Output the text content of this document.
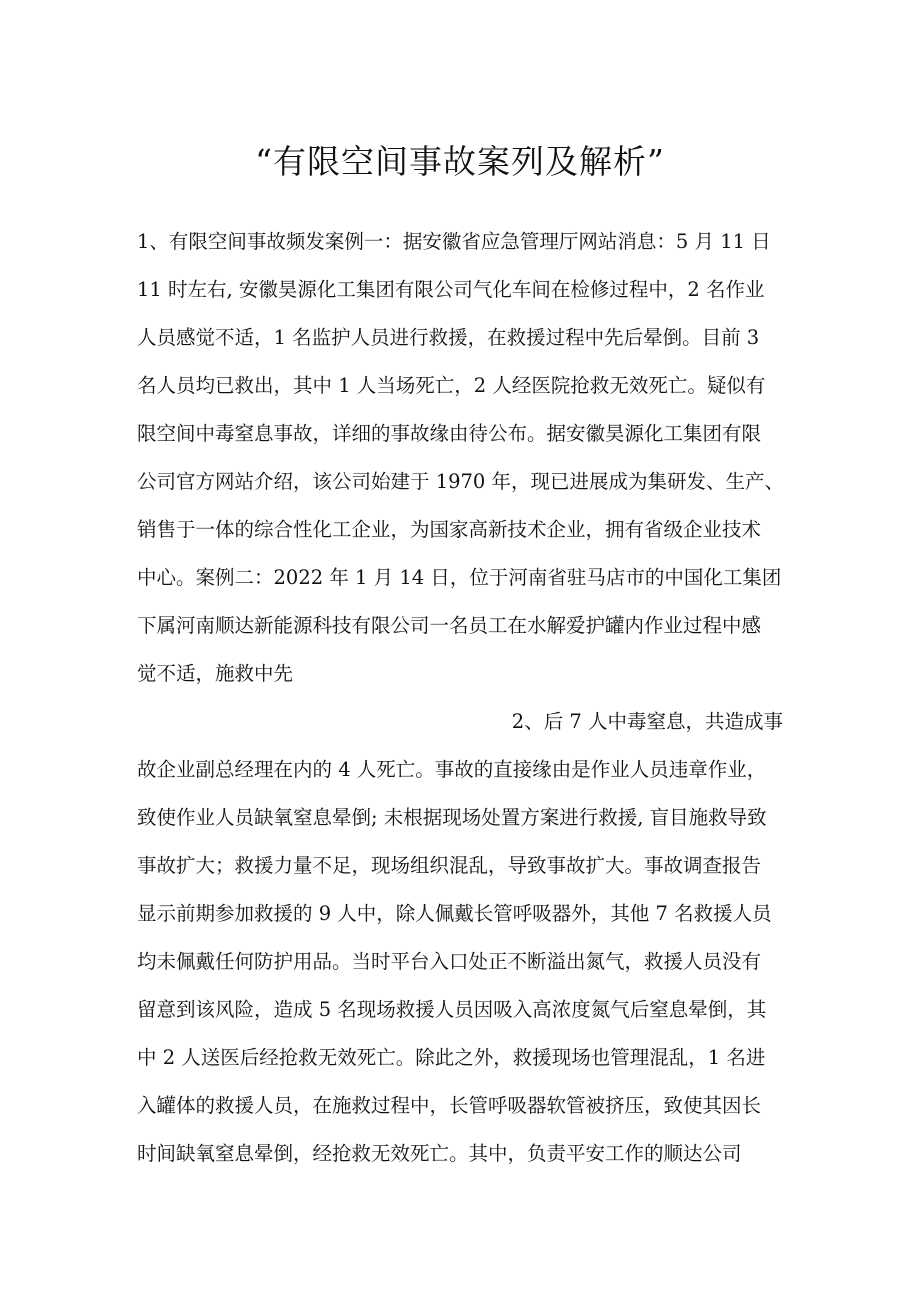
“有限空间事故案列及解析”
1、有限空间事故频发案例一：据安徽省应急管理厅网站消息：5 月 11 日
11 时左右, 安徽昊源化工集团有限公司气化车间在检修过程中，2 名作业
人员感觉不适，1 名监护人员进行救援，在救援过程中先后晕倒。目前 3
名人员均已救出，其中 1 人当场死亡，2 人经医院抢救无效死亡。疑似有
限空间中毒窒息事故，详细的事故缘由待公布。据安徽昊源化工集团有限
公司官方网站介绍，该公司始建于 1970 年，现已进展成为集研发、生产、
销售于一体的综合性化工企业，为国家高新技术企业，拥有省级企业技术
中心。案例二：2022 年 1 月 14 日，位于河南省驻马店市的中国化工集团
下属河南顺达新能源科技有限公司一名员工在水解爱护罐内作业过程中感
觉不适，施救中先
2、后 7 人中毒窒息，共造成事
故企业副总经理在内的 4 人死亡。事故的直接缘由是作业人员违章作业，
致使作业人员缺氧窒息晕倒; 未根据现场处置方案进行救援, 盲目施救导致
事故扩大；救援力量不足，现场组织混乱，导致事故扩大。事故调查报告
显示前期参加救援的 9 人中，除人佩戴长管呼吸器外，其他 7 名救援人员
均未佩戴任何防护用品。当时平台入口处正不断溢出氮气，救援人员没有
留意到该风险，造成 5 名现场救援人员因吸入高浓度氮气后窒息晕倒，其
中 2 人送医后经抢救无效死亡。除此之外，救援现场也管理混乱，1 名进
入罐体的救援人员，在施救过程中，长管呼吸器软管被挤压，致使其因长
时间缺氧窒息晕倒，经抢救无效死亡。其中，负责平安工作的顺达公司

SET EXERCISE - Transcribe the listing above verbatim. Omit the pictures.

SOLUTION TO THIS TASK -
Output the text content of this document.
“有限空间事故案列及解析”
1、有限空间事故频发案例一：据安徽省应急管理厅网站消息：5 月 11 日
11 时左右, 安徽昊源化工集团有限公司气化车间在检修过程中，2 名作业
人员感觉不适，1 名监护人员进行救援，在救援过程中先后晕倒。目前 3
名人员均已救出，其中 1 人当场死亡，2 人经医院抢救无效死亡。疑似有
限空间中毒窒息事故，详细的事故缘由待公布。据安徽昊源化工集团有限
公司官方网站介绍，该公司始建于 1970 年，现已进展成为集研发、生产、
销售于一体的综合性化工企业，为国家高新技术企业，拥有省级企业技术
中心。案例二：2022 年 1 月 14 日，位于河南省驻马店市的中国化工集团
下属河南顺达新能源科技有限公司一名员工在水解爱护罐内作业过程中感
觉不适，施救中先
2、后 7 人中毒窒息，共造成事
故企业副总经理在内的 4 人死亡。事故的直接缘由是作业人员违章作业，
致使作业人员缺氧窒息晕倒; 未根据现场处置方案进行救援, 盲目施救导致
事故扩大；救援力量不足，现场组织混乱，导致事故扩大。事故调查报告
显示前期参加救援的 9 人中，除人佩戴长管呼吸器外，其他 7 名救援人员
均未佩戴任何防护用品。当时平台入口处正不断溢出氮气，救援人员没有
留意到该风险，造成 5 名现场救援人员因吸入高浓度氮气后窒息晕倒，其
中 2 人送医后经抢救无效死亡。除此之外，救援现场也管理混乱，1 名进
入罐体的救援人员，在施救过程中，长管呼吸器软管被挤压，致使其因长
时间缺氧窒息晕倒，经抢救无效死亡。其中，负责平安工作的顺达公司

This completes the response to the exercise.